#### Saved entries
■ ■ ■

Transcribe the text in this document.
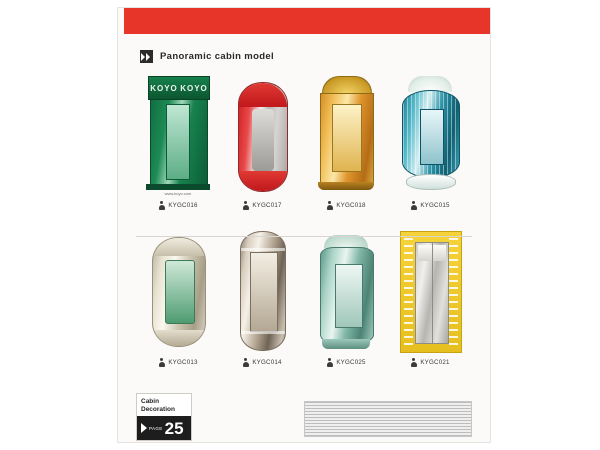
Panoramic cabin model
KOYO KOYO
www.koyo.com
KYGC016	KYGC017	KYGC018	KYGC015
KYGC013	KYGC014	KYGC025	KYGC021
Cabin
Decoration
PAGE 25
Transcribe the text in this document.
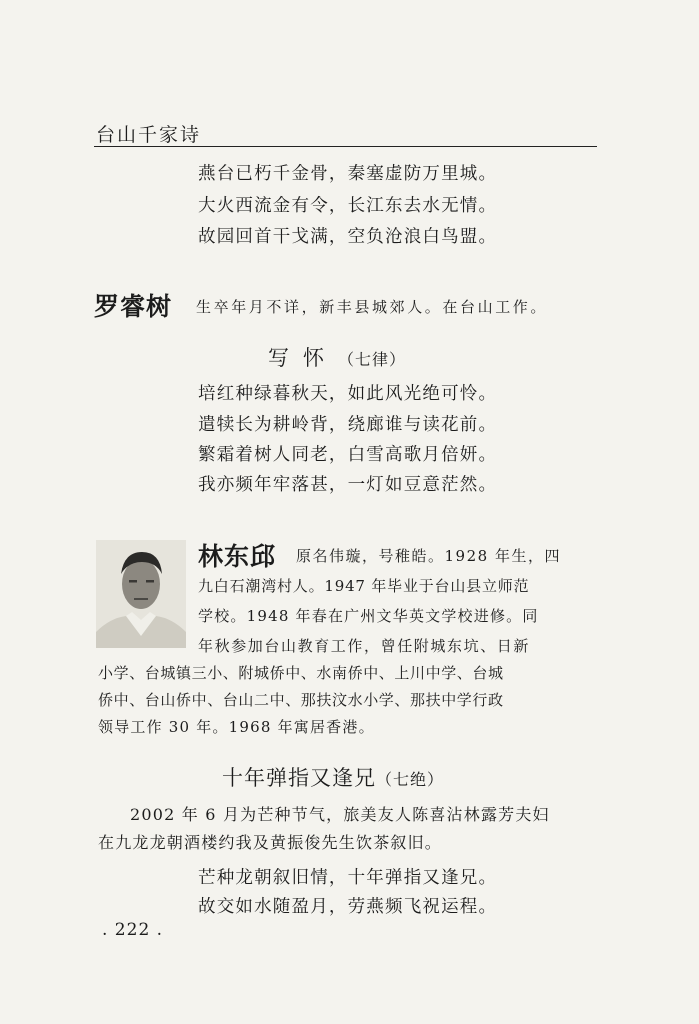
台山千家诗
燕台已朽千金骨，秦塞虚防万里城。
大火西流金有令，长江东去水无情。
故园回首干戈满，空负沧浪白鸟盟。
罗睿树 生卒年月不详，新丰县城郊人。在台山工作。
写怀（七律）
培红种绿暮秋天，如此风光绝可怜。
遣犊长为耕岭背，绕廊谁与读花前。
繁霜着树人同老，白雪高歌月倍妍。
我亦频年牢落甚，一灯如豆意茫然。
林东邱 原名伟璇，号稚皓。1928 年生，四
九白石潮湾村人。1947 年毕业于台山县立师范
学校。1948 年春在广州文华英文学校进修。同
年秋参加台山教育工作，曾任附城东坑、日新
小学、台城镇三小、附城侨中、水南侨中、上川中学、台城
侨中、台山侨中、台山二中、那扶汶水小学、那扶中学行政
领导工作 30 年。1968 年寓居香港。
十年弹指又逢兄（七绝）
2002 年 6 月为芒种节气，旅美友人陈喜沾林露芳夫妇
在九龙龙朝酒楼约我及黄振俊先生饮茶叙旧。
芒种龙朝叙旧情，十年弹指又逢兄。
故交如水随盈月，劳燕频飞祝运程。
. 222 .
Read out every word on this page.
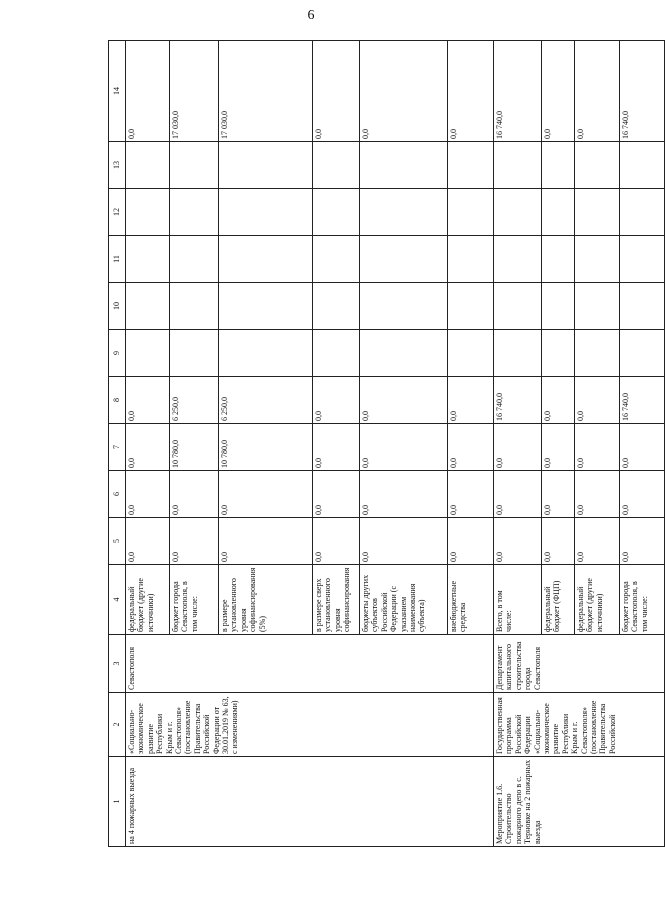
6
1	2	3	4	5	6	7	8	9	10	11	12	13	14
на 4 пожарных выезда	«Социально-экономическое развитие Республики Крым и г. Севастополя» (постановление Правительства Российской Федерации от 30.01.2019 № 63, с изменениями)	Севастополя	федеральный бюджет (другие источники)	0,0	0,0	0,0	0,0						0,0
			бюджет города Севастополя, в том числе:	0,0	0,0	10 780,0	6 250,0						17 030,0
			в размере установленного уровня софинансирования (5%)	0,0	0,0	10 780,0	6 250,0						17 030,0
			в размере сверх установленного уровня софинансирования	0,0	0,0	0,0	0,0						0,0
			бюджеты других субъектов Российской Федерации (с указанием наименования субъекта)	0,0	0,0	0,0	0,0						0,0
			внебюджетные средства	0,0	0,0	0,0	0,0						0,0
Мероприятие 1.6. Строительство пожарного депо в с. Терновке на 2 пожарных выезда	Государственная программа Российской Федерации «Социально-экономическое развитие Республики Крым и г. Севастополя» (постановление Правительства Российской	Департамент капитального строительства города Севастополя	Всего, в том числе:	0,0	0,0	0,0	16 740,0						16 740,0
			федеральный бюджет (ФЦП)	0,0	0,0	0,0	0,0						0,0
			федеральный бюджет (другие источники)	0,0	0,0	0,0	0,0						0,0
			бюджет города Севастополя, в том числе:	0,0	0,0	0,0	16 740,0						16 740,0
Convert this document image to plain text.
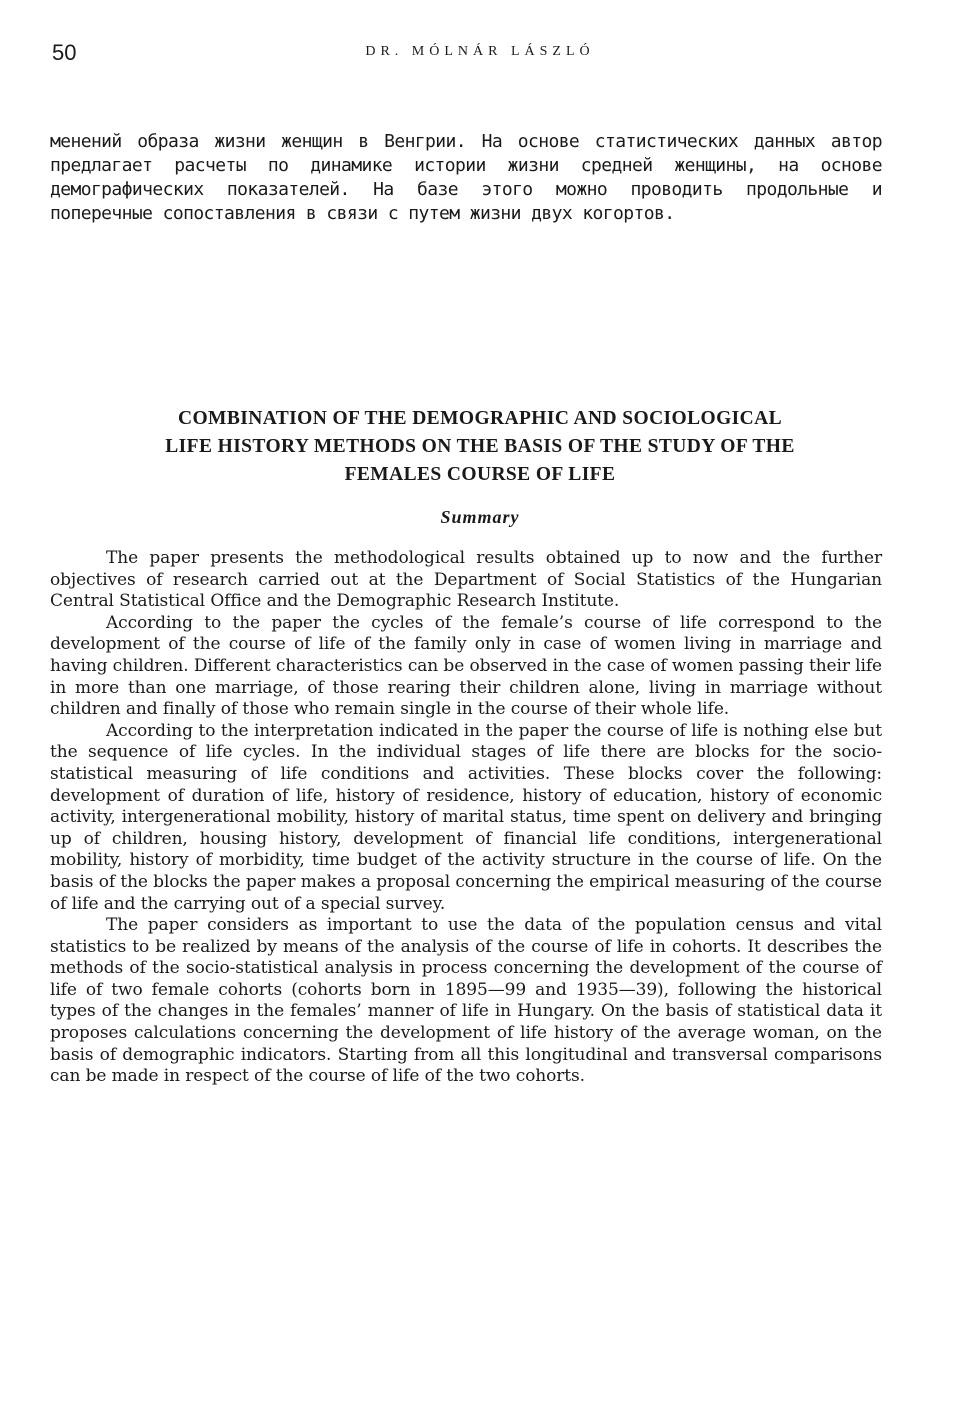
50	DR. MÓLNÁR LÁSZLÓ

менений образа жизни женщин в Венгрии. На основе статистических данных автор предлагает расчеты по динамике истории жизни средней женщины, на основе демографических показателей. На базе этого можно проводить продольные и поперечные сопоставления в связи с путем жизни двух когортов.

COMBINATION OF THE DEMOGRAPHIC AND SOCIOLOGICAL
LIFE HISTORY METHODS ON THE BASIS OF THE STUDY OF THE
FEMALES COURSE OF LIFE
Summary

The paper presents the methodological results obtained up to now and the further objectives of research carried out at the Department of Social Statistics of the Hungarian Central Statistical Office and the Demographic Research Institute.

According to the paper the cycles of the female’s course of life correspond to the development of the course of life of the family only in case of women living in marriage and having children. Different characteristics can be observed in the case of women passing their life in more than one marriage, of those rearing their children alone, living in marriage without children and finally of those who remain single in the course of their whole life.

According to the interpretation indicated in the paper the course of life is nothing else but the sequence of life cycles. In the individual stages of life there are blocks for the socio-statistical measuring of life conditions and activities. These blocks cover the following: development of duration of life, history of residence, history of education, history of economic activity, intergenerational mobility, history of marital status, time spent on delivery and bringing up of children, housing history, development of financial life conditions, intergenerational mobility, history of morbidity, time budget of the activity structure in the course of life. On the basis of the blocks the paper makes a proposal concerning the empirical measuring of the course of life and the carrying out of a special survey.

The paper considers as important to use the data of the population census and vital statistics to be realized by means of the analysis of the course of life in cohorts. It describes the methods of the socio-statistical analysis in process concerning the development of the course of life of two female cohorts (cohorts born in 1895—99 and 1935—39), following the historical types of the changes in the females’ manner of life in Hungary. On the basis of statistical data it proposes calculations concerning the development of life history of the average woman, on the basis of demographic indicators. Starting from all this longitudinal and transversal comparisons can be made in respect of the course of life of the two cohorts.
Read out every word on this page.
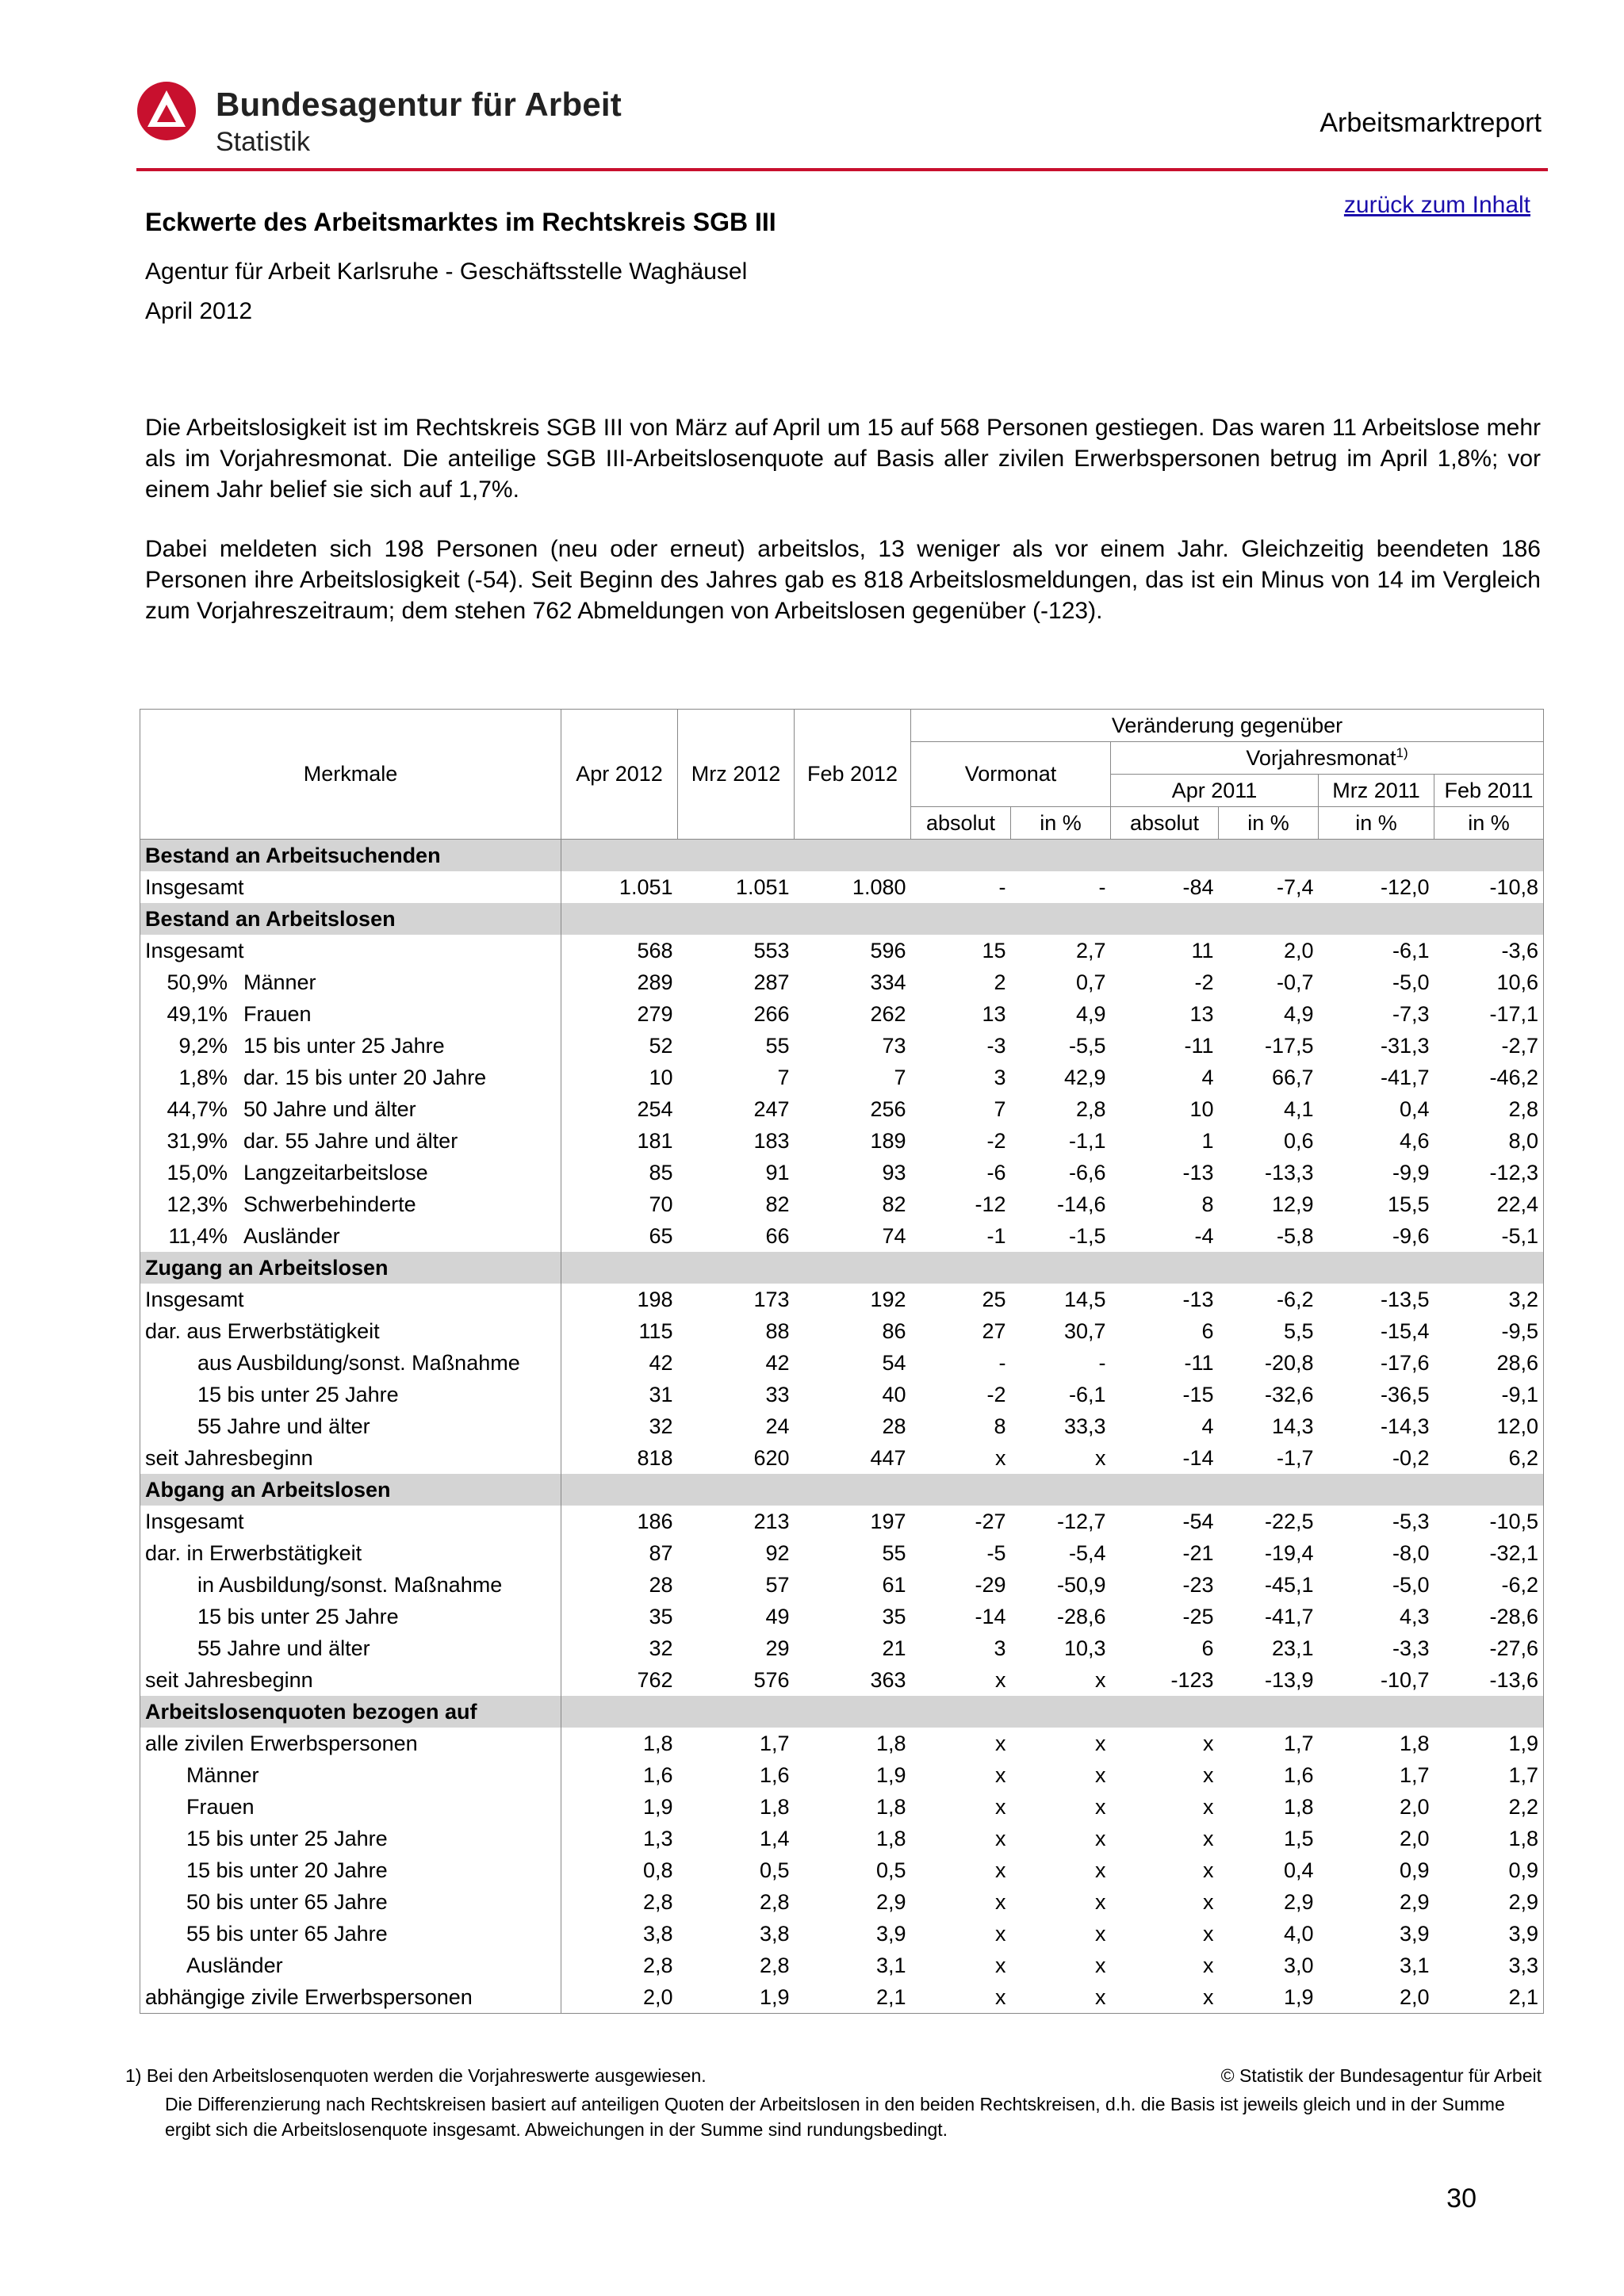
Bundesagentur für Arbeit
Statistik
Arbeitsmarktreport
zurück zum Inhalt
Eckwerte des Arbeitsmarktes im Rechtskreis SGB III
Agentur für Arbeit Karlsruhe - Geschäftsstelle Waghäusel
April 2012
Die Arbeitslosigkeit ist im Rechtskreis SGB III von März auf April um 15 auf 568 Personen gestiegen. Das waren 11 Arbeitslose mehr als im Vorjahresmonat. Die anteilige SGB III-Arbeitslosenquote auf Basis aller zivilen Erwerbspersonen betrug im April 1,8%; vor einem Jahr belief sie sich auf 1,7%.
Dabei meldeten sich 198 Personen (neu oder erneut) arbeitslos, 13 weniger als vor einem Jahr. Gleichzeitig beendeten 186 Personen ihre Arbeitslosigkeit (-54). Seit Beginn des Jahres gab es 818 Arbeitslosmeldungen, das ist ein Minus von 14 im Vergleich zum Vorjahreszeitraum; dem stehen 762 Abmeldungen von Arbeitslosen gegenüber (-123).
Merkmale	Apr 2012	Mrz 2012	Feb 2012	Veränderung gegenüber					
				Vormonat		Vorjahresmonat$^{1)}$
						Apr 2011		Mrz 2011	Feb 2011
				absolut	in %	absolut	in %	in %	in %
Bestand an Arbeitsuchenden									
Insgesamt	1.051	1.051	1.080	-	-	-84	-7,4	-12,0	-10,8
Bestand an Arbeitslosen									
Insgesamt	568	553	596	15	2,7	11	2,0	-6,1	-3,6
50,9% Männer	289	287	334	2	0,7	-2	-0,7	-5,0	10,6
49,1% Frauen	279	266	262	13	4,9	13	4,9	-7,3	-17,1
9,2% 15 bis unter 25 Jahre	52	55	73	-3	-5,5	-11	-17,5	-31,3	-2,7
1,8% dar. 15 bis unter 20 Jahre	10	7	7	3	42,9	4	66,7	-41,7	-46,2
44,7% 50 Jahre und älter	254	247	256	7	2,8	10	4,1	0,4	2,8
31,9% dar. 55 Jahre und älter	181	183	189	-2	-1,1	1	0,6	4,6	8,0
15,0% Langzeitarbeitslose	85	91	93	-6	-6,6	-13	-13,3	-9,9	-12,3
12,3% Schwerbehinderte	70	82	82	-12	-14,6	8	12,9	15,5	22,4
11,4% Ausländer	65	66	74	-1	-1,5	-4	-5,8	-9,6	-5,1
Zugang an Arbeitslosen									
Insgesamt	198	173	192	25	14,5	-13	-6,2	-13,5	3,2
dar. aus Erwerbstätigkeit	115	88	86	27	30,7	6	5,5	-15,4	-9,5
aus Ausbildung/sonst. Maßnahme	42	42	54	-	-	-11	-20,8	-17,6	28,6
15 bis unter 25 Jahre	31	33	40	-2	-6,1	-15	-32,6	-36,5	-9,1
55 Jahre und älter	32	24	28	8	33,3	4	14,3	-14,3	12,0
seit Jahresbeginn	818	620	447	x	x	-14	-1,7	-0,2	6,2
Abgang an Arbeitslosen									
Insgesamt	186	213	197	-27	-12,7	-54	-22,5	-5,3	-10,5
dar. in Erwerbstätigkeit	87	92	55	-5	-5,4	-21	-19,4	-8,0	-32,1
in Ausbildung/sonst. Maßnahme	28	57	61	-29	-50,9	-23	-45,1	-5,0	-6,2
15 bis unter 25 Jahre	35	49	35	-14	-28,6	-25	-41,7	4,3	-28,6
55 Jahre und älter	32	29	21	3	10,3	6	23,1	-3,3	-27,6
seit Jahresbeginn	762	576	363	x	x	-123	-13,9	-10,7	-13,6
Arbeitslosenquoten bezogen auf									
alle zivilen Erwerbspersonen	1,8	1,7	1,8	x	x	x	1,7	1,8	1,9
Männer	1,6	1,6	1,9	x	x	x	1,6	1,7	1,7
Frauen	1,9	1,8	1,8	x	x	x	1,8	2,0	2,2
15 bis unter 25 Jahre	1,3	1,4	1,8	x	x	x	1,5	2,0	1,8
15 bis unter 20 Jahre	0,8	0,5	0,5	x	x	x	0,4	0,9	0,9
50 bis unter 65 Jahre	2,8	2,8	2,9	x	x	x	2,9	2,9	2,9
55 bis unter 65 Jahre	3,8	3,8	3,9	x	x	x	4,0	3,9	3,9
Ausländer	2,8	2,8	3,1	x	x	x	3,0	3,1	3,3
abhängige zivile Erwerbspersonen	2,0	1,9	2,1	x	x	x	1,9	2,0	2,1
1) Bei den Arbeitslosenquoten werden die Vorjahreswerte ausgewiesen.	© Statistik der Bundesagentur für Arbeit
Die Differenzierung nach Rechtskreisen basiert auf anteiligen Quoten der Arbeitslosen in den beiden Rechtskreisen, d.h. die Basis ist jeweils gleich und in der Summe ergibt sich die Arbeitslosenquote insgesamt. Abweichungen in der Summe sind rundungsbedingt.
30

■ ■ ■

#### Aim of the task
Search the data above for lines holding "Jahresbeginn" and copy each of them.

#### Result below
seit Jahresbeginn	818	620	447	x	x	-14	-1,7	-0,2	6,2
seit Jahresbeginn	762	576	363	x	x	-123	-13,9	-10,7	-13,6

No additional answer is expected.